* _Data rows_:
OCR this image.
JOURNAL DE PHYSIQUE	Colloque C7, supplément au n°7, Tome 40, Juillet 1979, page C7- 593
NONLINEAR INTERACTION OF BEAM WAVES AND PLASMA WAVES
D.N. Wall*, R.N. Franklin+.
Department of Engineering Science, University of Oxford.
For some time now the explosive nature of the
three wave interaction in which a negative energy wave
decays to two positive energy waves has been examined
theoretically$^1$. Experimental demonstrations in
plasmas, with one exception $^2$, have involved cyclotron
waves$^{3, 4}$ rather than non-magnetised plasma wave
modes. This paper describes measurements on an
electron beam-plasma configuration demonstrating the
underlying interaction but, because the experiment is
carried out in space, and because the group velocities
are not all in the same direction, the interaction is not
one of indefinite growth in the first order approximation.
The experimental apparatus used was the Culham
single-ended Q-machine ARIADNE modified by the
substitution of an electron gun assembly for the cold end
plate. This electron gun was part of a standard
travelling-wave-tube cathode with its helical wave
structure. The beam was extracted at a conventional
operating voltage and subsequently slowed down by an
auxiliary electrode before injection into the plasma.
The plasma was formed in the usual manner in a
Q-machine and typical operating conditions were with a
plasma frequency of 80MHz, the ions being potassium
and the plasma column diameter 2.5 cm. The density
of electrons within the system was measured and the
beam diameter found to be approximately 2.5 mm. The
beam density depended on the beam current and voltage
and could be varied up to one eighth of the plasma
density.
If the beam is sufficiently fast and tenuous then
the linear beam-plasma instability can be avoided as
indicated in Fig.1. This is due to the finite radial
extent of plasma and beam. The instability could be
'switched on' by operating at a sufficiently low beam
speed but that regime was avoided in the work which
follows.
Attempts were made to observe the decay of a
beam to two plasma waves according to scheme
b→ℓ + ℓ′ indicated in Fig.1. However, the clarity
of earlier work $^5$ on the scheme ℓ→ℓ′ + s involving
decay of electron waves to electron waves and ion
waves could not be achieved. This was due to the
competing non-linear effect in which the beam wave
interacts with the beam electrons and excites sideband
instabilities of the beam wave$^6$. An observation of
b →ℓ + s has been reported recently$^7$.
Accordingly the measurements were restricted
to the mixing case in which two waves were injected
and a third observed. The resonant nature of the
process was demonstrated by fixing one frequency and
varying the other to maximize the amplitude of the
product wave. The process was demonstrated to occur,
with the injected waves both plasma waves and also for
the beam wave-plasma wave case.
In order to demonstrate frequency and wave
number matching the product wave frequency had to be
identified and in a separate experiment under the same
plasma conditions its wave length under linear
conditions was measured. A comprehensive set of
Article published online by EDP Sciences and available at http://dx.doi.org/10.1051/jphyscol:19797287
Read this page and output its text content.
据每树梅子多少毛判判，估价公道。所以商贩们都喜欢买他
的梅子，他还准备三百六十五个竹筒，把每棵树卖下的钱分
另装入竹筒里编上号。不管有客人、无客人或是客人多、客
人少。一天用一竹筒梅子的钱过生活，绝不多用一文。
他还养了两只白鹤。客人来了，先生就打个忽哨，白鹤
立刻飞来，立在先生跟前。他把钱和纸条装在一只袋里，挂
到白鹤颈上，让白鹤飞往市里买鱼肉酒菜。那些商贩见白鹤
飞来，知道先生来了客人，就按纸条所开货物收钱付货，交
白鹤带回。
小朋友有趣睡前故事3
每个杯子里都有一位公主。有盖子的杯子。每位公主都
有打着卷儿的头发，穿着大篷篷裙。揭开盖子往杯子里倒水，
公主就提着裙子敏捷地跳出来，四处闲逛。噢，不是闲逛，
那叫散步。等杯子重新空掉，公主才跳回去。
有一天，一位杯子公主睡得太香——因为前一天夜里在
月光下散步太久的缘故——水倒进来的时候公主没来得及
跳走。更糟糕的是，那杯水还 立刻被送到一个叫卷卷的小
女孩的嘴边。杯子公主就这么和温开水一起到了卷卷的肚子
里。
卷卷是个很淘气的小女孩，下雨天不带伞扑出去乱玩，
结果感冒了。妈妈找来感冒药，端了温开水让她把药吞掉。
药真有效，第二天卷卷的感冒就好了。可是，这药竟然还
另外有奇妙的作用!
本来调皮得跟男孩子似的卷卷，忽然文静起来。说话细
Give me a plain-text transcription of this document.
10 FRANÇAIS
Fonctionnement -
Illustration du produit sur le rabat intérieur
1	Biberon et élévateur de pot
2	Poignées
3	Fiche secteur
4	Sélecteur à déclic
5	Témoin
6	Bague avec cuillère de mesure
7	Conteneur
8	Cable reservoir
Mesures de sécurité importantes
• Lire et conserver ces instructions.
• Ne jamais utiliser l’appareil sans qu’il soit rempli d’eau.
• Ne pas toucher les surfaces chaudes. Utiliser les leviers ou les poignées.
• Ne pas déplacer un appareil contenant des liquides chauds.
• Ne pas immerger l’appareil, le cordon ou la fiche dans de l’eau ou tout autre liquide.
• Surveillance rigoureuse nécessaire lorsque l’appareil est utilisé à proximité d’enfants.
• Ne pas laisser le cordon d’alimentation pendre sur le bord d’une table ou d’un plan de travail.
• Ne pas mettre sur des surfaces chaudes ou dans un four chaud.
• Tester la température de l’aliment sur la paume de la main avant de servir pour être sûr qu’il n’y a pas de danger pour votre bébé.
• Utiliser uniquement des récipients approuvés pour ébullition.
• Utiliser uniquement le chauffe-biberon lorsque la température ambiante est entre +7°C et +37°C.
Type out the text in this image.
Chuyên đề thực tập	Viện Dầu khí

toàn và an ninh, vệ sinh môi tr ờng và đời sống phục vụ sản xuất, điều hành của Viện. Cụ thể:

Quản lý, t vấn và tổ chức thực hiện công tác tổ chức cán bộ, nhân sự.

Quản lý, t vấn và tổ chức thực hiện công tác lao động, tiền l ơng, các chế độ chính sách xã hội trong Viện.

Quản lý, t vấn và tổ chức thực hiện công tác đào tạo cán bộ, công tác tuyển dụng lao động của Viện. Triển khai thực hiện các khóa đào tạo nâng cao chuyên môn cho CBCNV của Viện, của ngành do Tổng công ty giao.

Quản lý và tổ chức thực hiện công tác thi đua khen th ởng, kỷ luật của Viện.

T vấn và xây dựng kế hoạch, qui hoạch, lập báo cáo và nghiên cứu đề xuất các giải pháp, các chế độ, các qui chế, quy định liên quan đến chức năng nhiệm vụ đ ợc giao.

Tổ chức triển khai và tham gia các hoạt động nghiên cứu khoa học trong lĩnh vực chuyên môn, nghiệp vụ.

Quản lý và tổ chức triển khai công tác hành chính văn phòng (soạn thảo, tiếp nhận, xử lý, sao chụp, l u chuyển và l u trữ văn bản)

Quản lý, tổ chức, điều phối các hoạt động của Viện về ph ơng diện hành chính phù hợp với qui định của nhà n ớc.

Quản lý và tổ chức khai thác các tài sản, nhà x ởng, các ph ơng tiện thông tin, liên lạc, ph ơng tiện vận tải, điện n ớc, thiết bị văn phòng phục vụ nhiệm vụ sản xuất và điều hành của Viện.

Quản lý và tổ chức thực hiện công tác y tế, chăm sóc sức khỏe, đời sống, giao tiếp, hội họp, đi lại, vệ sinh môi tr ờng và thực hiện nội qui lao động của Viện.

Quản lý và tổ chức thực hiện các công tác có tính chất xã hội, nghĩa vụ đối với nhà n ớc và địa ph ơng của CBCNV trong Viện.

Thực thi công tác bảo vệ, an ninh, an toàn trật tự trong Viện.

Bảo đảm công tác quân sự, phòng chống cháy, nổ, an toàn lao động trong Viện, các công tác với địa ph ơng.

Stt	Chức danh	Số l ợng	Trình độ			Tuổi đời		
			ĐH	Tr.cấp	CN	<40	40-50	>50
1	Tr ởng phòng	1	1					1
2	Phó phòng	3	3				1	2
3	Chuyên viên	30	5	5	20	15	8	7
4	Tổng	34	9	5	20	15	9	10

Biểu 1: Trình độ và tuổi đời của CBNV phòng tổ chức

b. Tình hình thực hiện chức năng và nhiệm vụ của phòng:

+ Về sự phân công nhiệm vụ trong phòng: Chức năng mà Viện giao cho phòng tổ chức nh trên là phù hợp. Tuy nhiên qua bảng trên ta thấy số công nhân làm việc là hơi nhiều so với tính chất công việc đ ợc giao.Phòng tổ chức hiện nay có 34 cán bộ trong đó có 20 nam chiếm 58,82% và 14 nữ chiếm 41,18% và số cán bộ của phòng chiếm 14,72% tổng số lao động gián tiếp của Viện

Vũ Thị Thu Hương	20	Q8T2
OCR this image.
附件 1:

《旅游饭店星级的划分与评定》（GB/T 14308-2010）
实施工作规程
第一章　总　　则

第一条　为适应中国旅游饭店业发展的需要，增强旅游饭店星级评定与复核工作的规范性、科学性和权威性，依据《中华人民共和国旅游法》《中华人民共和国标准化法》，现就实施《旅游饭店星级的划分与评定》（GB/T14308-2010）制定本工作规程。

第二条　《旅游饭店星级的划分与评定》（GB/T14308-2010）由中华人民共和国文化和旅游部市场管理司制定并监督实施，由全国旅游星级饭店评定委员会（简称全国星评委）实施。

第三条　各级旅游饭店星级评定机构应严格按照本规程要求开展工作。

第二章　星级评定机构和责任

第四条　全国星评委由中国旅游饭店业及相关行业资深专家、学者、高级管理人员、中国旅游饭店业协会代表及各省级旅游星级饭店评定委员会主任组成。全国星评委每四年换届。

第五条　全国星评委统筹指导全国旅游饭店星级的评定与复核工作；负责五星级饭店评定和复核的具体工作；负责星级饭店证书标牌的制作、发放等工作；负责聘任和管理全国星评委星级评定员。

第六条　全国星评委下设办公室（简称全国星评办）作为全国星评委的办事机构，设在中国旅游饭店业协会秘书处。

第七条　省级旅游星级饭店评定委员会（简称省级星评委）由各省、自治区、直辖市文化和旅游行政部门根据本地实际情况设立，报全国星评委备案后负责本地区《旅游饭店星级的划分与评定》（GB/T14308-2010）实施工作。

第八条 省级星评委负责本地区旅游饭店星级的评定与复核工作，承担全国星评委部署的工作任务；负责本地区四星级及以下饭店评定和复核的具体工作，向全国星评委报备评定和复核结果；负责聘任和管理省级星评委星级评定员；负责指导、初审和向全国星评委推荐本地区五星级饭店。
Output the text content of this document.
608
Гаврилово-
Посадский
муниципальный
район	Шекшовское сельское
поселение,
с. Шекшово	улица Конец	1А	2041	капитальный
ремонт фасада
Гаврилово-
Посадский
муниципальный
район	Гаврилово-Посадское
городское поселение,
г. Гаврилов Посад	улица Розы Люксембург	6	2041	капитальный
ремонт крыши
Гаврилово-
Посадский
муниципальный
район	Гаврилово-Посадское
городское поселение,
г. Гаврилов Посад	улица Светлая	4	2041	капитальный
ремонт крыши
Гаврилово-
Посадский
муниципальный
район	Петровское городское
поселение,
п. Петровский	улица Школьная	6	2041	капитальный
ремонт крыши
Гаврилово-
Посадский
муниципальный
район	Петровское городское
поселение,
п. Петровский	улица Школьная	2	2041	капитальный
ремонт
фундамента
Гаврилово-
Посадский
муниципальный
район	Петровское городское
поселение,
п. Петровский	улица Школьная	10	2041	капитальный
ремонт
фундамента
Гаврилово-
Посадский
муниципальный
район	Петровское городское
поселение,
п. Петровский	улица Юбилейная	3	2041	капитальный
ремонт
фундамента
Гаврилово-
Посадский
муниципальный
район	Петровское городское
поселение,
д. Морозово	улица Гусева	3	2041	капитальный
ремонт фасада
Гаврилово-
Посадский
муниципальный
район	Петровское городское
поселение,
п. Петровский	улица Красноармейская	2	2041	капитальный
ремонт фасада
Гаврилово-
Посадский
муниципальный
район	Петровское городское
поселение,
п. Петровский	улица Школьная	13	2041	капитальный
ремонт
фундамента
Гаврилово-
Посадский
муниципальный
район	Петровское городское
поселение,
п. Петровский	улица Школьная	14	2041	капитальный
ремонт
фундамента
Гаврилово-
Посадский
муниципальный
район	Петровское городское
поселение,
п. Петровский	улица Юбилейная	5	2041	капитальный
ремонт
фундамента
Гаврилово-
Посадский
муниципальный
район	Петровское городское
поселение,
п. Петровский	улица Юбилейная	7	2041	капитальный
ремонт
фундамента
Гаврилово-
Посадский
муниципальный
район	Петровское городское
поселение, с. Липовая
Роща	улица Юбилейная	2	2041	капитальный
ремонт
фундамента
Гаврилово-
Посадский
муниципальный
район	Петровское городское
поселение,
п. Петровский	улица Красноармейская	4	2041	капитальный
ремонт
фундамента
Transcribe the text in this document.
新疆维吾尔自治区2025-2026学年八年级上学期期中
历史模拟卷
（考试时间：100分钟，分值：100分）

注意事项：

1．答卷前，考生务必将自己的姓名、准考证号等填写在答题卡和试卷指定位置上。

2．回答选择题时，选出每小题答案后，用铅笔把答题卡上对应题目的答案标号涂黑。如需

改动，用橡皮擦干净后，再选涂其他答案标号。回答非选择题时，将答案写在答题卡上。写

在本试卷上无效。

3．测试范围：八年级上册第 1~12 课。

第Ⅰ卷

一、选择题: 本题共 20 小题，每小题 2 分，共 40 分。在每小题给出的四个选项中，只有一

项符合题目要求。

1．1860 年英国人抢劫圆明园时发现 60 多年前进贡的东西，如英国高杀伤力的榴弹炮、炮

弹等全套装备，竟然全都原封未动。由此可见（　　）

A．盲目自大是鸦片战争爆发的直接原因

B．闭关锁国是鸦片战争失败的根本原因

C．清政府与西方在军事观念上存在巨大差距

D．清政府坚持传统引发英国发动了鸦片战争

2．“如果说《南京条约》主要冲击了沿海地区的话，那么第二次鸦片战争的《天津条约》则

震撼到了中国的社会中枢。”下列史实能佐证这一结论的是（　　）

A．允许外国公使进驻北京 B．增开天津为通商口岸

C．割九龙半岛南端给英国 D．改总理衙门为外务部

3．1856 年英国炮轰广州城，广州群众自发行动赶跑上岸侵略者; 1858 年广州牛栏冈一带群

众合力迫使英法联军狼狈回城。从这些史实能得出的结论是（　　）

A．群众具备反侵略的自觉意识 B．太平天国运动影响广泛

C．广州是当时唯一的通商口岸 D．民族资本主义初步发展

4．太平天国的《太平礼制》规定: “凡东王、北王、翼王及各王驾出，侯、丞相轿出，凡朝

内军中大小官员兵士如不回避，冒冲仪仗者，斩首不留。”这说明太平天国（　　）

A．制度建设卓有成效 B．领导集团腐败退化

* _Objective_: Extract, from the listing above, every line where the string "chính" occurs.

* _Exercise result_:
Quản lý, t vấn và tổ chức thực hiện công tác lao động, tiền l ơng, các chế độ chính sách xã hội trong Viện.
Quản lý và tổ chức triển khai công tác hành chính văn phòng (soạn thảo, tiếp nhận, xử lý, sao chụp, l u chuyển và l u trữ văn bản)
Quản lý, tổ chức, điều phối các hoạt động của Viện về ph ơng diện hành chính phù hợp với qui định của nhà n ớc.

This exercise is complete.